##### PAGE TEXT #####

[Numpy-discussion] proposal: smaller representation of string arrays

Mon Apr 24 19:08:50 EDT 2017

Chris, you've mashed all of my emails together, some of them are in reply
to you, some in reply to others. Unfortunately, this dropped a lot of the
context from each of them, and appears to be creating some
misunderstandings about what each person is advocating.

On Mon, Apr 24, 2017 at 2:00 PM, Chris Barker <chris.barker at noaa.gov> wrote:
>
> On Mon, Apr 24, 2017 at 11:36 AM, Robert Kern <robert.kern at gmail.com>
wrote:

>> Solve the HDF5 problem (i.e. fixed-length UTF-8 strings)
>
> I agree-- binary compatibility with utf-8 is a core use case -- though is
it so bad to go through python's encoding/decoding machinery to so it? Do
numpy arrays HAVE to be storing utf-8 natively?

If the point is to have an array that transparently accepts/yields
`unicode/str` scalars while maintaining the in-memory encoding, yes. If
that's not the point, then IMO the status quo is fine, and *no* new dtypes
should be added, just maybe some utility functions to convert between the
bytes-ish arrays and the Unicode-holding arrays (which was one of my
proposals). I am mostly happy to live in a world where I read in data as
bytes-ish arrays, decode into `object` arrays holding `unicode/str`
objects, do my manipulations, then encode the array into a bytes-ish array
to give to the C API or file format.

>> or leave it be until someone else is willing to solve that problem. I
don't think we're at the bikeshedding stage yet; we're still disagreeing
about fundamental requirements.
>
> yeah -- though I've seen projects get stuck in the sorting out what to
do, so nothing gets done stage before -- I don't want Julian to get too
frustrated and end up doing nothing.

I understand, but not all tedious discussions that have not yet achieved
consensus are bikeshedding to be cut short. We couldn't really decide what
to do back in the pre-1.0 days, too, so we just did *something*, and that
something is now the very situation that Julian has a problem with.

We have more experience now, especially with the added wrinkles of Python
3; other projects have advanced and matured their Unicode string
array-handling (e.g. pandas and HDF5); now is a great time to have a real
discussion about what we *need* before we make decisions about what we
should *do*.

> So here I'll lay out what I think are the fundamental requirements:
>
> 1) The default behaviour for numpy arrays of strings is compatible with
Python3's string model: i.e. fully unicode supporting, and with a character
oriented interface. i.e. if you do:
>
> arr = np.array(("this", "that",))
>
> you get an array that can store ANY unicode string with 4 or less
characters
>
> and arr[1] will return a native Python string object.
>
> 2) There be some way to store mostly ascii-compatible strings in a single
byte-per-character array -- so not be wasting space for "typical
european-oriented data".
>
> arr = np.array(("this", "that",), dtype=np.single_byte_string)
>
> (name TBD)
>
> and arr[1] would return a python string.

##### DATASET CONTENT #####

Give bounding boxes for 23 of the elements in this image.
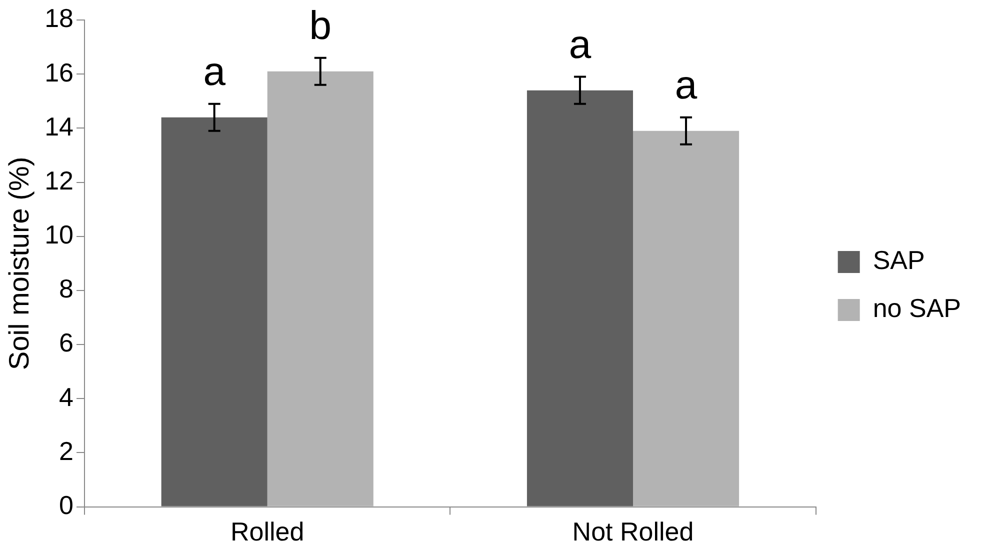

#####

-- REQUIRED WORK --
(a) In the message, which two projects are named as having advanced and matured their Unicode string array handling?
(b) Using the message, explain why its writer considers the present a good time for a real discussion about what is needed before deciding what to do.
The listing has no role in this exercise.

-- WORKED SOLUTIONS --
(a) Pandas and HDF5.

(b) There is more experience now, especially with the added wrinkles of Python 3. Other projects, such as pandas and HDF5, have also advanced and matured their handling of Unicode string arrays.